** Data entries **
○ ○ ○ ○

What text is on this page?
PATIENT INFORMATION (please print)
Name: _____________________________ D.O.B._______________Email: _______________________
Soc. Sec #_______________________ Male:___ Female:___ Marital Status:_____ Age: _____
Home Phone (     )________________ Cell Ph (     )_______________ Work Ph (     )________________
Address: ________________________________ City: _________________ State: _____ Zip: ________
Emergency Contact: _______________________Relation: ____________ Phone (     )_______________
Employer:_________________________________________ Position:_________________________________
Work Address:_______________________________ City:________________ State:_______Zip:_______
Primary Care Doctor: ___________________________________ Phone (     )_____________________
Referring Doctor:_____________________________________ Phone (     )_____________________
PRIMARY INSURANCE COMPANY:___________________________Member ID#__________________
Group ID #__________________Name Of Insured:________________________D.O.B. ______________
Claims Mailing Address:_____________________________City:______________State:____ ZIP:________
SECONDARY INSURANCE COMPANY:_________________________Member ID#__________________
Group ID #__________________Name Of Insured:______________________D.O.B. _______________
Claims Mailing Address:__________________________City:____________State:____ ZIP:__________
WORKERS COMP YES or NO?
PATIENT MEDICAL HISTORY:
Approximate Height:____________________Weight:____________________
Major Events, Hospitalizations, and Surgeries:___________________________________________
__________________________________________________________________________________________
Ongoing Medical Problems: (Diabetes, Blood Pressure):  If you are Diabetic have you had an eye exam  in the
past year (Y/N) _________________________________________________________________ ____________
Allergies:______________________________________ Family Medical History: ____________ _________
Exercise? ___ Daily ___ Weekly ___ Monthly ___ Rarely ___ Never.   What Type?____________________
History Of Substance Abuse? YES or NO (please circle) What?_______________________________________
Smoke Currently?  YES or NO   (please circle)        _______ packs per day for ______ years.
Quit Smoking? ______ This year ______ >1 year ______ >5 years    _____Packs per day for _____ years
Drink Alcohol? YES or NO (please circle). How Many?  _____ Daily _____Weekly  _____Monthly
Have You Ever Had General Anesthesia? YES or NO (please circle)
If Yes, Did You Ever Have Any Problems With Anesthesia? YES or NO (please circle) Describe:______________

○ ○ ○ ○

** Objective **
Would you reproduce the material above in full, exactly as given?

** Task response **
What text is on this page?
PATIENT INFORMATION (please print)
Name: _____________________________ D.O.B._______________Email: _______________________
Soc. Sec #_______________________ Male:___ Female:___ Marital Status:_____ Age: _____
Home Phone (     )________________ Cell Ph (     )_______________ Work Ph (     )________________
Address: ________________________________ City: _________________ State: _____ Zip: ________
Emergency Contact: _______________________Relation: ____________ Phone (     )_______________
Employer:_________________________________________ Position:_________________________________
Work Address:_______________________________ City:________________ State:_______Zip:_______
Primary Care Doctor: ___________________________________ Phone (     )_____________________
Referring Doctor:_____________________________________ Phone (     )_____________________
PRIMARY INSURANCE COMPANY:___________________________Member ID#__________________
Group ID #__________________Name Of Insured:________________________D.O.B. ______________
Claims Mailing Address:_____________________________City:______________State:____ ZIP:________
SECONDARY INSURANCE COMPANY:_________________________Member ID#__________________
Group ID #__________________Name Of Insured:______________________D.O.B. _______________
Claims Mailing Address:__________________________City:____________State:____ ZIP:__________
WORKERS COMP YES or NO?
PATIENT MEDICAL HISTORY:
Approximate Height:____________________Weight:____________________
Major Events, Hospitalizations, and Surgeries:___________________________________________
__________________________________________________________________________________________
Ongoing Medical Problems: (Diabetes, Blood Pressure):  If you are Diabetic have you had an eye exam  in the
past year (Y/N) _________________________________________________________________ ____________
Allergies:______________________________________ Family Medical History: ____________ _________
Exercise? ___ Daily ___ Weekly ___ Monthly ___ Rarely ___ Never.   What Type?____________________
History Of Substance Abuse? YES or NO (please circle) What?_______________________________________
Smoke Currently?  YES or NO   (please circle)        _______ packs per day for ______ years.
Quit Smoking? ______ This year ______ >1 year ______ >5 years    _____Packs per day for _____ years
Drink Alcohol? YES or NO (please circle). How Many?  _____ Daily _____Weekly  _____Monthly
Have You Ever Had General Anesthesia? YES or NO (please circle)
If Yes, Did You Ever Have Any Problems With Anesthesia? YES or NO (please circle) Describe:______________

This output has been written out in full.